* Excerpted data
━━━━━━━━

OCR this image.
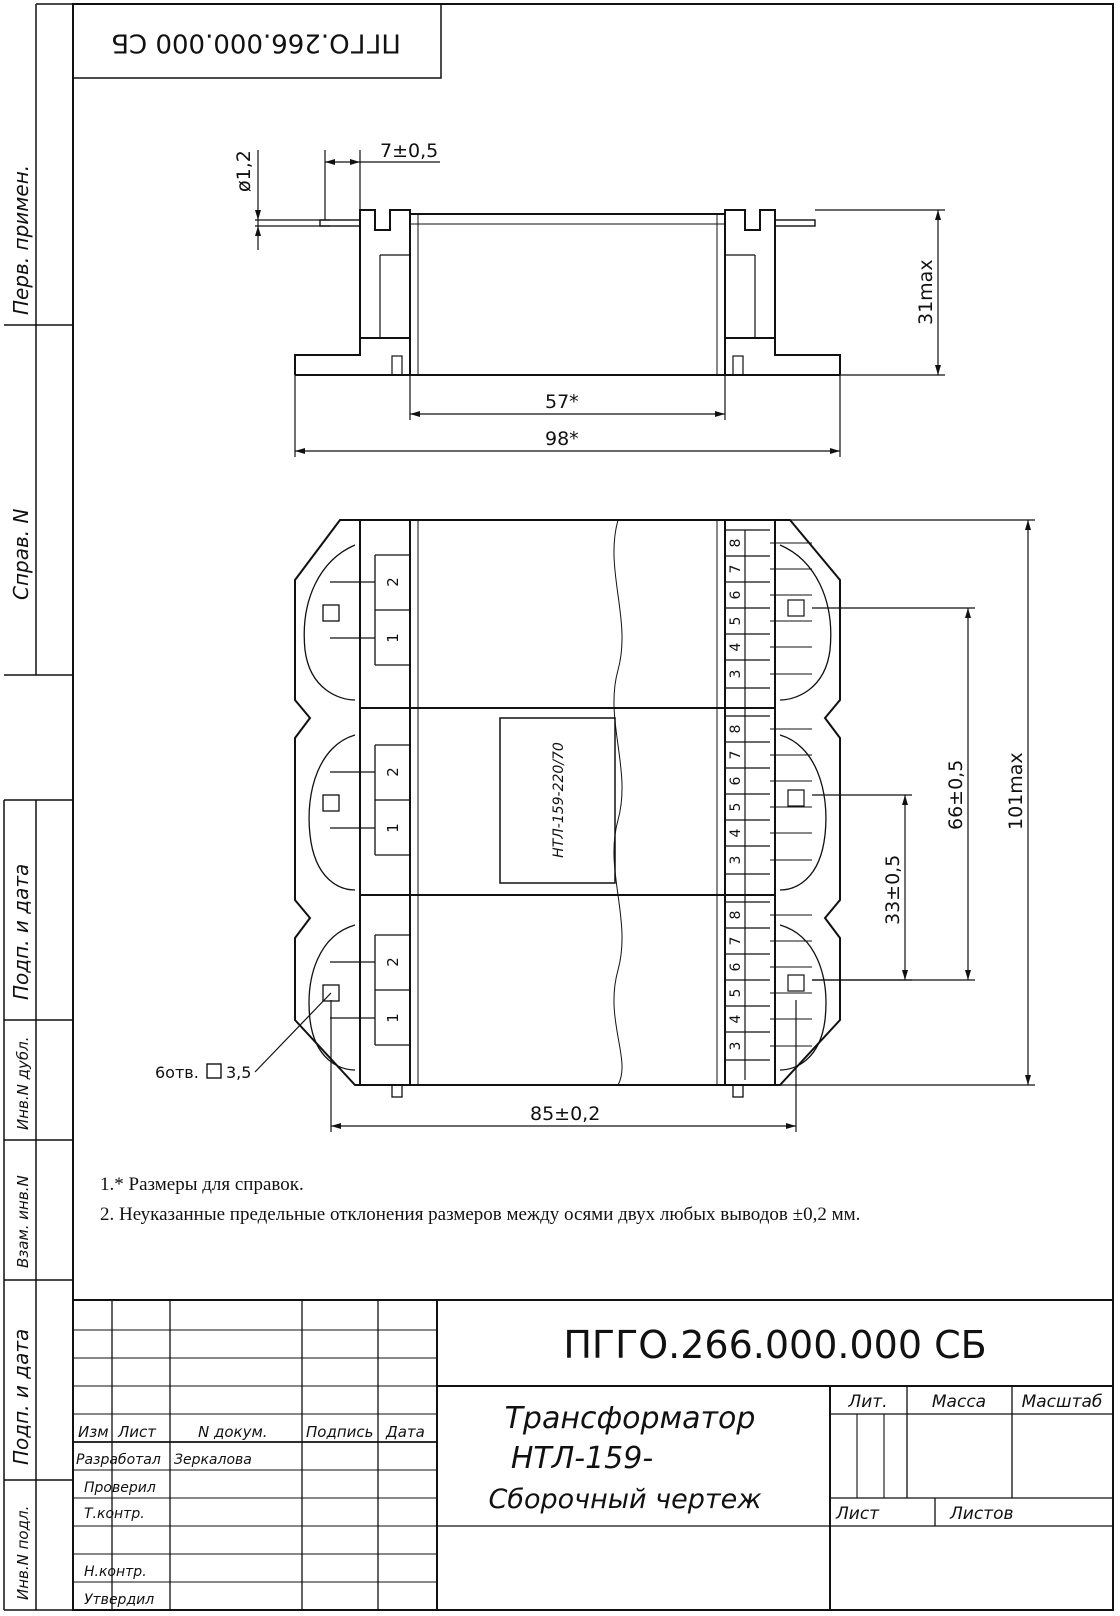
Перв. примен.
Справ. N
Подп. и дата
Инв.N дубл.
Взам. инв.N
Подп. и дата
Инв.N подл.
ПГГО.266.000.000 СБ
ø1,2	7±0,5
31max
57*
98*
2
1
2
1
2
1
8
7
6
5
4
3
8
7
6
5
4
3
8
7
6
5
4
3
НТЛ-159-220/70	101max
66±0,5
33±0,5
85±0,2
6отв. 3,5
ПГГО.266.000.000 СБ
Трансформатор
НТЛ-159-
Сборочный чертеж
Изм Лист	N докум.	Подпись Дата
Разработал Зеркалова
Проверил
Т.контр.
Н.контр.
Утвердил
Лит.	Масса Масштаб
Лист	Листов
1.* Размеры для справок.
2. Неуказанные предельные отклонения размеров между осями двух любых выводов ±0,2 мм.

━━━━━━━━

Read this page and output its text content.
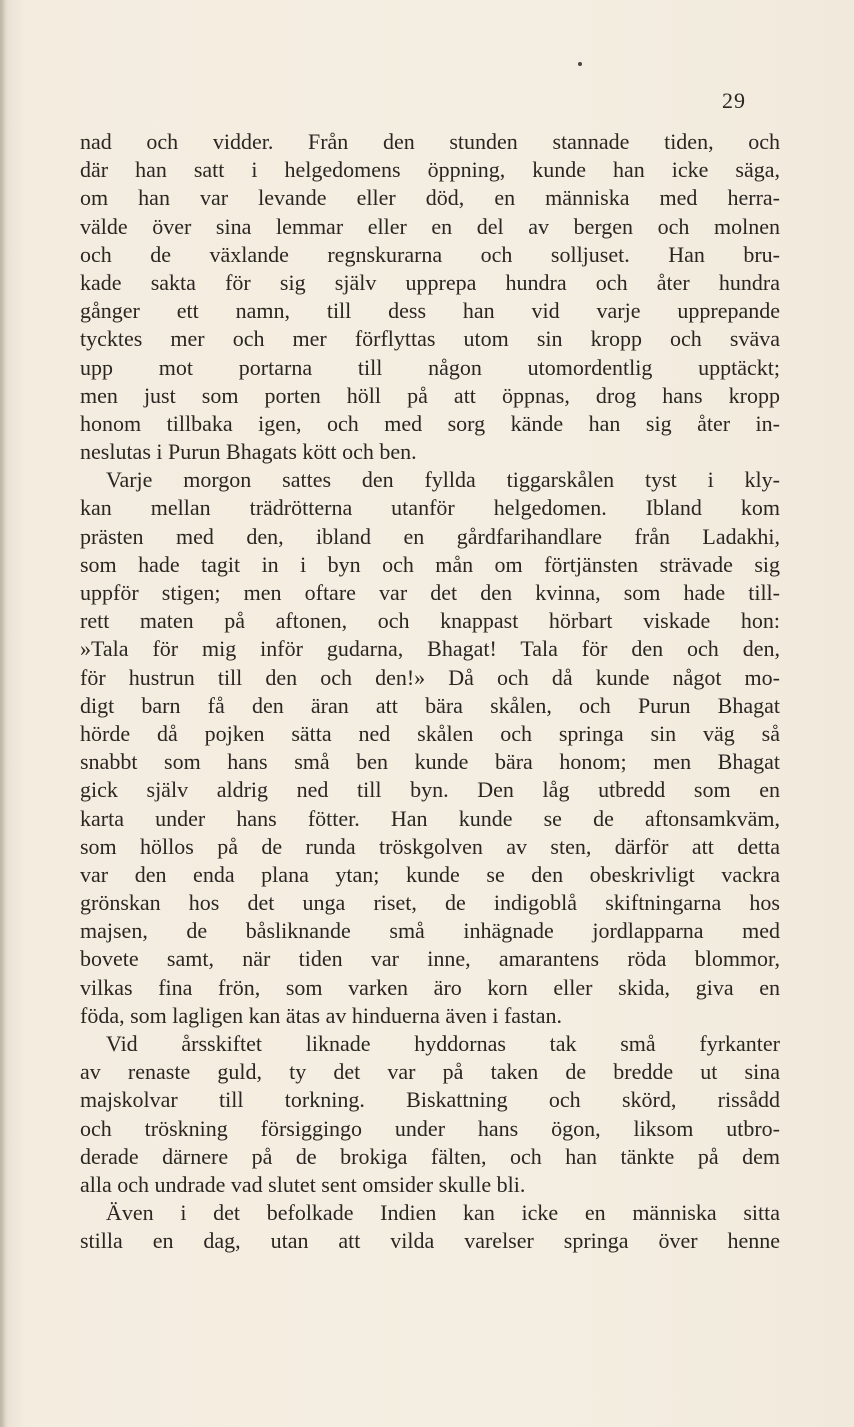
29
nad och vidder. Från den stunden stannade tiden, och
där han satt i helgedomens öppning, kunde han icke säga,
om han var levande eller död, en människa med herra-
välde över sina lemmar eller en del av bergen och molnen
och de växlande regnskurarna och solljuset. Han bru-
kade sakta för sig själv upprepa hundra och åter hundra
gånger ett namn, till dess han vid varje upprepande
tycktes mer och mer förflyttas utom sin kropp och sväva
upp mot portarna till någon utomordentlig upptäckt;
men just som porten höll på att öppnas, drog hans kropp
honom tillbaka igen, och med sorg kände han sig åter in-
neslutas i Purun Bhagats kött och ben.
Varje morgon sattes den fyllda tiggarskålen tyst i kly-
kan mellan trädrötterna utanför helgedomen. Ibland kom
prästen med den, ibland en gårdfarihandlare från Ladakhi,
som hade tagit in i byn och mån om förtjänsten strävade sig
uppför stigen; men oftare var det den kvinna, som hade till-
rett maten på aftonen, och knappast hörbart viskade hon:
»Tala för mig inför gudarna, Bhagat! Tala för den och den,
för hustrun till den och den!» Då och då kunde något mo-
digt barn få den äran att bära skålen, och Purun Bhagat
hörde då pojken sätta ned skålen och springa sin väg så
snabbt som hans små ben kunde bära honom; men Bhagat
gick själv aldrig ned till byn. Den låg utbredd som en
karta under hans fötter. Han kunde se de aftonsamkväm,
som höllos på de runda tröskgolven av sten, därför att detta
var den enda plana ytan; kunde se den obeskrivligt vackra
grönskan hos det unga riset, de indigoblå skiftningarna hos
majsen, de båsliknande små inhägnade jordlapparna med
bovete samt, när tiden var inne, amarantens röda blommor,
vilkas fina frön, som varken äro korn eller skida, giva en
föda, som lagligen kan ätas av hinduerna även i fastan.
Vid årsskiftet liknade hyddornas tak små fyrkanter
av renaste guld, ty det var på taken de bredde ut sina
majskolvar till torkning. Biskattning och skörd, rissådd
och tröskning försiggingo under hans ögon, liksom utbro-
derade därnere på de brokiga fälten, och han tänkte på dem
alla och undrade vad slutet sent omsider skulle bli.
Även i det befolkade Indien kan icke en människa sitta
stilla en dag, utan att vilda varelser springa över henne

━━━━━━━━

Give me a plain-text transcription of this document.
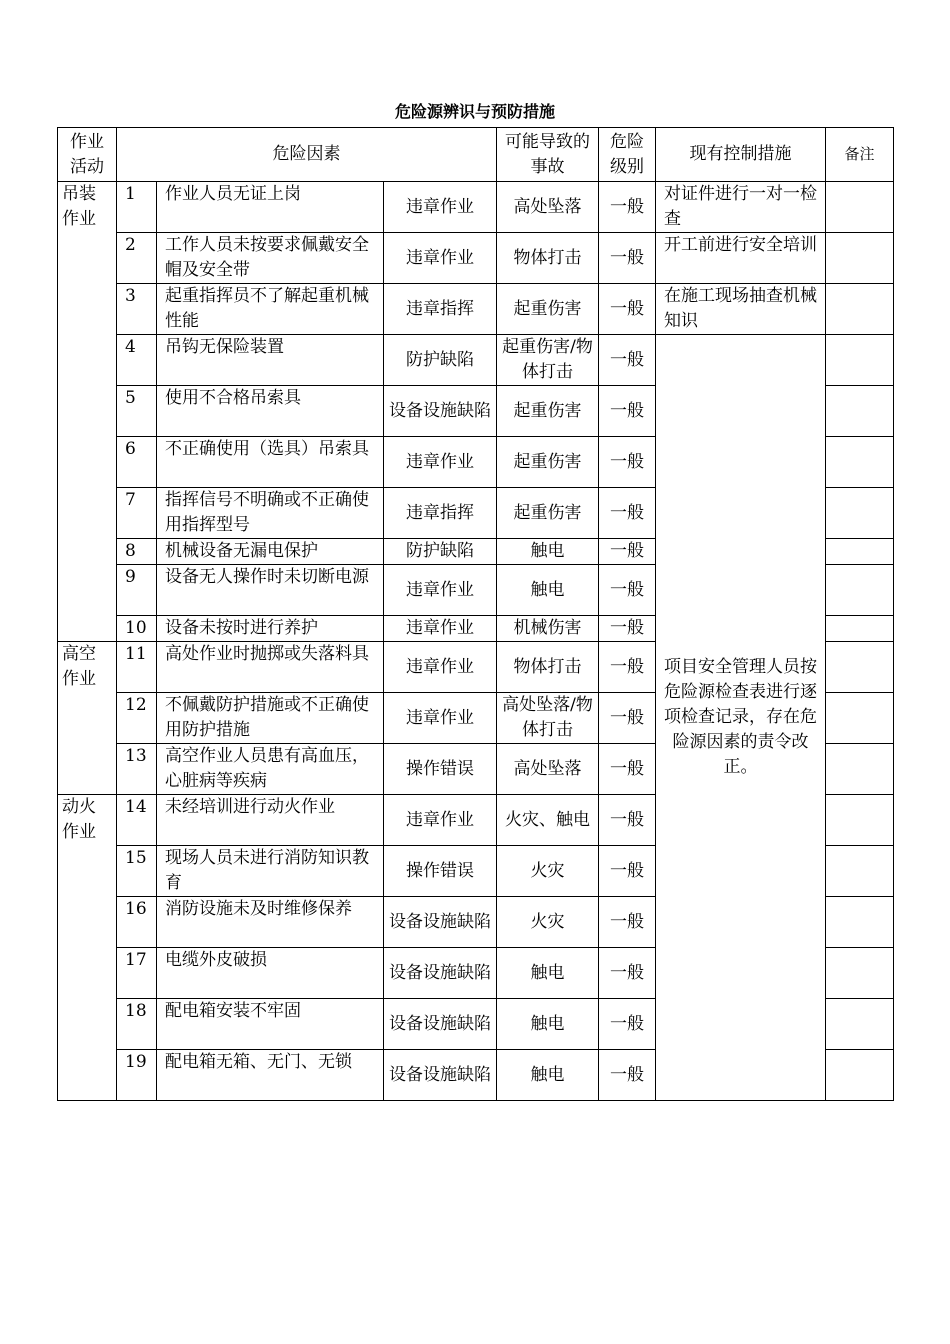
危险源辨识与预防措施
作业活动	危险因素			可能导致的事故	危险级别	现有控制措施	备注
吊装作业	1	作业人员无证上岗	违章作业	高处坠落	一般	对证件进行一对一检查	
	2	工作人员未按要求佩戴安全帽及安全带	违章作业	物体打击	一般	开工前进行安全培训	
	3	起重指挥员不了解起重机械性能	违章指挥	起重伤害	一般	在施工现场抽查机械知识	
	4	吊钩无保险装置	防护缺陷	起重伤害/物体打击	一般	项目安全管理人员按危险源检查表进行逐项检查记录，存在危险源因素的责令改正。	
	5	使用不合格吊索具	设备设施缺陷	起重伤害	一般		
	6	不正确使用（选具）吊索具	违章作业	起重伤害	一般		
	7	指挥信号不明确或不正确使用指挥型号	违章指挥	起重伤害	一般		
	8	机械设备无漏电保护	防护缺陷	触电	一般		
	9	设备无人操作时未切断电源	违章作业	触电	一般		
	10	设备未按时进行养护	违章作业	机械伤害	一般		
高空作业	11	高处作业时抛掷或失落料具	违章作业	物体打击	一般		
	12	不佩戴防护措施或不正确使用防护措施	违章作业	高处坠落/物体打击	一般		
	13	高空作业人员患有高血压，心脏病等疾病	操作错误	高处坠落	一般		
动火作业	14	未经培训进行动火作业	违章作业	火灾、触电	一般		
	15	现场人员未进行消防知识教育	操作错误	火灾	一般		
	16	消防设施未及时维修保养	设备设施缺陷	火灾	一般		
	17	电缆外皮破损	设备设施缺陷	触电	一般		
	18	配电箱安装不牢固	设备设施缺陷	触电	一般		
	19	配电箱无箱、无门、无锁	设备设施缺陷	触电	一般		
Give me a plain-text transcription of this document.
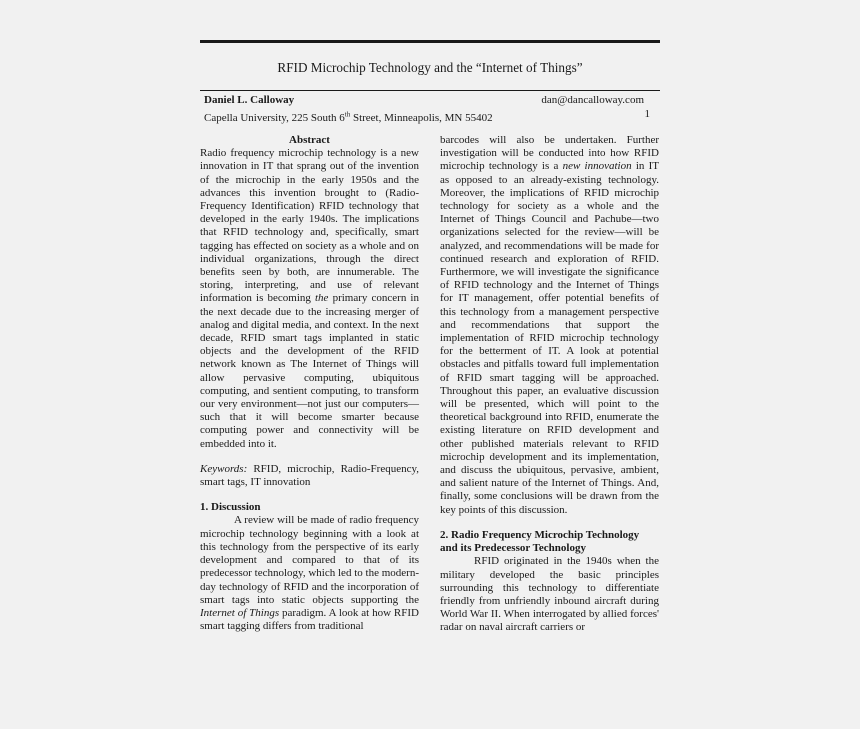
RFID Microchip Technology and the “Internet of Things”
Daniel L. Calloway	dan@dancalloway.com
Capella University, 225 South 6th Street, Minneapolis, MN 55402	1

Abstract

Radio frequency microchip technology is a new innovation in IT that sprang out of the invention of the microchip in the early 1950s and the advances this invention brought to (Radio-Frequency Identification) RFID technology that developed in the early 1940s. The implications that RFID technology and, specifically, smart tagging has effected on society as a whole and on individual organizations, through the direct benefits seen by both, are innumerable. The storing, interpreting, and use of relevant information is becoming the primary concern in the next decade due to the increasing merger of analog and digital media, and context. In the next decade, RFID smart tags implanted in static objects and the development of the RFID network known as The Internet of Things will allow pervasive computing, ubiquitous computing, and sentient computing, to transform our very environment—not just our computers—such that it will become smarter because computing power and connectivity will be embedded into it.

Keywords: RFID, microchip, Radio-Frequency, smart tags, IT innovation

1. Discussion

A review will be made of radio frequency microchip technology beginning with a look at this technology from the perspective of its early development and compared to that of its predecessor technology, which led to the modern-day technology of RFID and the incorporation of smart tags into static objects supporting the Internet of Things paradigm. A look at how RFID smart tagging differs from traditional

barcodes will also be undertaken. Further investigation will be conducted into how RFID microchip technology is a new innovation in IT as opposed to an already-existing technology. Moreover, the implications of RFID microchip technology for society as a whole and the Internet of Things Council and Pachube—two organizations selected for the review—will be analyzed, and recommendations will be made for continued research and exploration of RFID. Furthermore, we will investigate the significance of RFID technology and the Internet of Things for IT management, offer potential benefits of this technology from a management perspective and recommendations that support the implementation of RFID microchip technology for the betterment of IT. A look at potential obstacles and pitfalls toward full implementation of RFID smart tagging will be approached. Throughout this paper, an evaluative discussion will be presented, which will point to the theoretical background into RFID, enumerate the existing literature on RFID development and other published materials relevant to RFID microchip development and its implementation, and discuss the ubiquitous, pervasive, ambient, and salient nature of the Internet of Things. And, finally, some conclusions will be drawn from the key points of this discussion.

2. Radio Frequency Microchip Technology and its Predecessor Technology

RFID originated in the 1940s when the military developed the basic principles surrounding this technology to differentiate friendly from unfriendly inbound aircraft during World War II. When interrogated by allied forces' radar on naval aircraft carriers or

━━━━━━━━

* To do
List all lines above in which the string "kunde" appears.

* Solution for this exercise
där han satt i helgedomens öppning, kunde han icke säga,
för hustrun till den och den!» Då och då kunde något mo-
snabbt som hans små ben kunde bära honom; men Bhagat
karta under hans fötter. Han kunde se de aftonsamkväm,
var den enda plana ytan; kunde se den obeskrivligt vackra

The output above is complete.